What to work on >> Return the entries verbatim and drop every picture.
::: Material supplied :::
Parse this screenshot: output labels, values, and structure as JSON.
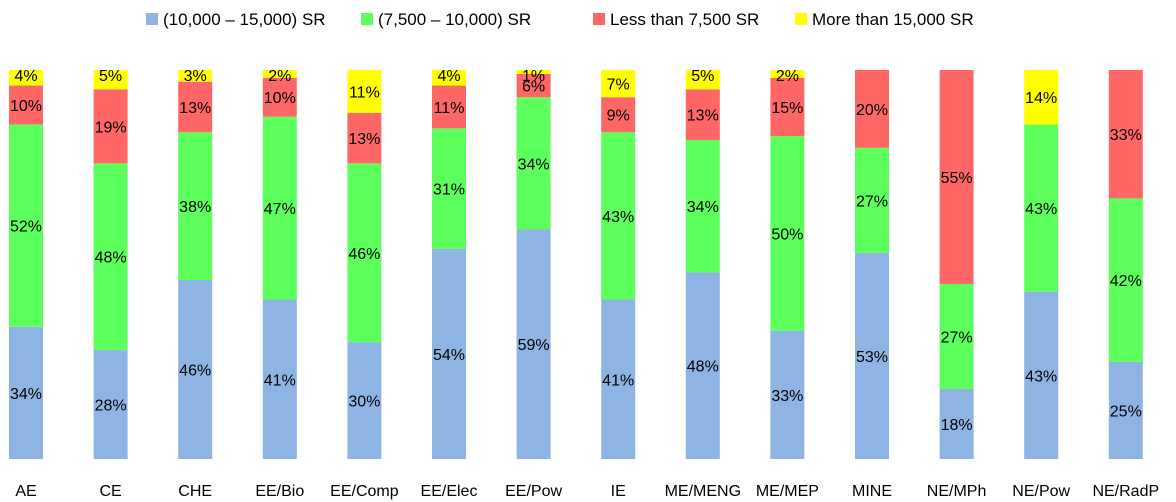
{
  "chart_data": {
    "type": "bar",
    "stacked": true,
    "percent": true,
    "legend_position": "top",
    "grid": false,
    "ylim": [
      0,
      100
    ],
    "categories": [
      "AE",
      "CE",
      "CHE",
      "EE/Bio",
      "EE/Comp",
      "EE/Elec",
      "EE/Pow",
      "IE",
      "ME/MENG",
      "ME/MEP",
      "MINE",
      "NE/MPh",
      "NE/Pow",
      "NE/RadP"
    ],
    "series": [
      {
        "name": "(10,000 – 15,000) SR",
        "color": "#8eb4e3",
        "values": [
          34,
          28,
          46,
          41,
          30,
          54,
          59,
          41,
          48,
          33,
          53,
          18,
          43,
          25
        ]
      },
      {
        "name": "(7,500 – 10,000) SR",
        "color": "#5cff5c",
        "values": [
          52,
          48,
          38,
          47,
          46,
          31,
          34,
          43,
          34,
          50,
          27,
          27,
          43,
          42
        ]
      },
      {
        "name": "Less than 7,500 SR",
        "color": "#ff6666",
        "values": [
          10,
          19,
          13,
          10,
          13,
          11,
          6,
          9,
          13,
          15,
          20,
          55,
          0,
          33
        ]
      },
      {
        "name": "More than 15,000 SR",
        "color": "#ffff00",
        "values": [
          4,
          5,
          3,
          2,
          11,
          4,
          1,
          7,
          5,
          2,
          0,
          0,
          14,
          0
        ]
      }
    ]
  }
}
:::
Result of this task >>
Parse this screenshot: output labels, values, and structure as JSON.
{
  "chart_data": {
    "type": "bar",
    "stacked": true,
    "percent": true,
    "legend_position": "top",
    "grid": false,
    "ylim": [
      0,
      100
    ],
    "categories": [
      "AE",
      "CE",
      "CHE",
      "EE/Bio",
      "EE/Comp",
      "EE/Elec",
      "EE/Pow",
      "IE",
      "ME/MENG",
      "ME/MEP",
      "MINE",
      "NE/MPh",
      "NE/Pow",
      "NE/RadP"
    ],
    "series": [
      {
        "name": "(10,000 – 15,000) SR",
        "color": "#8eb4e3",
        "values": [
          34,
          28,
          46,
          41,
          30,
          54,
          59,
          41,
          48,
          33,
          53,
          18,
          43,
          25
        ]
      },
      {
        "name": "(7,500 – 10,000) SR",
        "color": "#5cff5c",
        "values": [
          52,
          48,
          38,
          47,
          46,
          31,
          34,
          43,
          34,
          50,
          27,
          27,
          43,
          42
        ]
      },
      {
        "name": "Less than 7,500 SR",
        "color": "#ff6666",
        "values": [
          10,
          19,
          13,
          10,
          13,
          11,
          6,
          9,
          13,
          15,
          20,
          55,
          0,
          33
        ]
      },
      {
        "name": "More than 15,000 SR",
        "color": "#ffff00",
        "values": [
          4,
          5,
          3,
          2,
          11,
          4,
          1,
          7,
          5,
          2,
          0,
          0,
          14,
          0
        ]
      }
    ]
  }
}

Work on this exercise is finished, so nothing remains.